═════ DATASET

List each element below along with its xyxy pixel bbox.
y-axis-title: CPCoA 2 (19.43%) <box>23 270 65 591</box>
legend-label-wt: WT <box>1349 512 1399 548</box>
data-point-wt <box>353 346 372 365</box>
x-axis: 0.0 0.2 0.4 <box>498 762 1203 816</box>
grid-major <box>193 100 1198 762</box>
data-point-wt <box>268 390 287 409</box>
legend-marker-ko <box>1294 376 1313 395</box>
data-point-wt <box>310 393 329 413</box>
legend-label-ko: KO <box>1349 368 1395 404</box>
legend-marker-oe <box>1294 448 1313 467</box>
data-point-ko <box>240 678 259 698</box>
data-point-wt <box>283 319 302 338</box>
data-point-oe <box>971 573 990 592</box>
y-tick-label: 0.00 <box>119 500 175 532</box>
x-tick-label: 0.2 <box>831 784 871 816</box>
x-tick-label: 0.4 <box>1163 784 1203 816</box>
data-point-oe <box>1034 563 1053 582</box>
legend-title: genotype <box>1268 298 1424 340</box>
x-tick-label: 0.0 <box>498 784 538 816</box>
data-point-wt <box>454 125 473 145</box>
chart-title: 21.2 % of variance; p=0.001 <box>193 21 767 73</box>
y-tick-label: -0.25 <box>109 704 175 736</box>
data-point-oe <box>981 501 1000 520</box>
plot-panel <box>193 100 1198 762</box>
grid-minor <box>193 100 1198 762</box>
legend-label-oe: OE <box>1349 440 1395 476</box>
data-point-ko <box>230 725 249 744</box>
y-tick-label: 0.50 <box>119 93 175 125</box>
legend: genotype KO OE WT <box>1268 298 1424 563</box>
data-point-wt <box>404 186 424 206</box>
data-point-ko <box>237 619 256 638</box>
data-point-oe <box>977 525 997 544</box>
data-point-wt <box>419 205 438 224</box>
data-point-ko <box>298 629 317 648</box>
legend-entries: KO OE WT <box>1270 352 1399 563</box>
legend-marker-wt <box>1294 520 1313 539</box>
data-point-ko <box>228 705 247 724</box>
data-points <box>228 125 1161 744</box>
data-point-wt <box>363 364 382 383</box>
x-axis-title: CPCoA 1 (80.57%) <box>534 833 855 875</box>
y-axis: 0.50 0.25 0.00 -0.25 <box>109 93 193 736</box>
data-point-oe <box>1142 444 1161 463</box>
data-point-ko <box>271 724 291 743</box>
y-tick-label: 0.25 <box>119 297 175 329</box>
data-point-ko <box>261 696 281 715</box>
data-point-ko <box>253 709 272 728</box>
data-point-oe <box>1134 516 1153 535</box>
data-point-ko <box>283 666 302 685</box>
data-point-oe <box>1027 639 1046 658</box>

══════════

TASK REQUIREMENTS: Extract all of the lines above word for word, changing nothing.

ANSWER TO THIS EXERCISE:
List each element below along with its xyxy pixel bbox.
y-axis-title: CPCoA 2 (19.43%) <box>23 270 65 591</box>
legend-label-wt: WT <box>1349 512 1399 548</box>
data-point-wt <box>353 346 372 365</box>
x-axis: 0.0 0.2 0.4 <box>498 762 1203 816</box>
grid-major <box>193 100 1198 762</box>
data-point-wt <box>268 390 287 409</box>
legend-marker-ko <box>1294 376 1313 395</box>
data-point-wt <box>310 393 329 413</box>
legend-label-ko: KO <box>1349 368 1395 404</box>
legend-marker-oe <box>1294 448 1313 467</box>
data-point-ko <box>240 678 259 698</box>
data-point-wt <box>283 319 302 338</box>
data-point-oe <box>971 573 990 592</box>
y-tick-label: 0.00 <box>119 500 175 532</box>
x-tick-label: 0.2 <box>831 784 871 816</box>
x-tick-label: 0.4 <box>1163 784 1203 816</box>
data-point-oe <box>1034 563 1053 582</box>
legend-title: genotype <box>1268 298 1424 340</box>
x-tick-label: 0.0 <box>498 784 538 816</box>
data-point-wt <box>454 125 473 145</box>
chart-title: 21.2 % of variance; p=0.001 <box>193 21 767 73</box>
y-tick-label: -0.25 <box>109 704 175 736</box>
data-point-oe <box>981 501 1000 520</box>
plot-panel <box>193 100 1198 762</box>
grid-minor <box>193 100 1198 762</box>
legend-label-oe: OE <box>1349 440 1395 476</box>
data-point-ko <box>230 725 249 744</box>
y-tick-label: 0.50 <box>119 93 175 125</box>
legend: genotype KO OE WT <box>1268 298 1424 563</box>
data-point-wt <box>404 186 424 206</box>
data-point-ko <box>237 619 256 638</box>
data-point-oe <box>977 525 997 544</box>
data-point-wt <box>419 205 438 224</box>
data-point-ko <box>298 629 317 648</box>
legend-entries: KO OE WT <box>1270 352 1399 563</box>
legend-marker-wt <box>1294 520 1313 539</box>
data-point-ko <box>228 705 247 724</box>
data-points <box>228 125 1161 744</box>
data-point-wt <box>363 364 382 383</box>
x-axis-title: CPCoA 1 (80.57%) <box>534 833 855 875</box>
y-axis: 0.50 0.25 0.00 -0.25 <box>109 93 193 736</box>
data-point-oe <box>1142 444 1161 463</box>
data-point-ko <box>271 724 291 743</box>
y-tick-label: 0.25 <box>119 297 175 329</box>
data-point-ko <box>261 696 281 715</box>
data-point-ko <box>253 709 272 728</box>
data-point-oe <box>1134 516 1153 535</box>
data-point-ko <box>283 666 302 685</box>
data-point-oe <box>1027 639 1046 658</box>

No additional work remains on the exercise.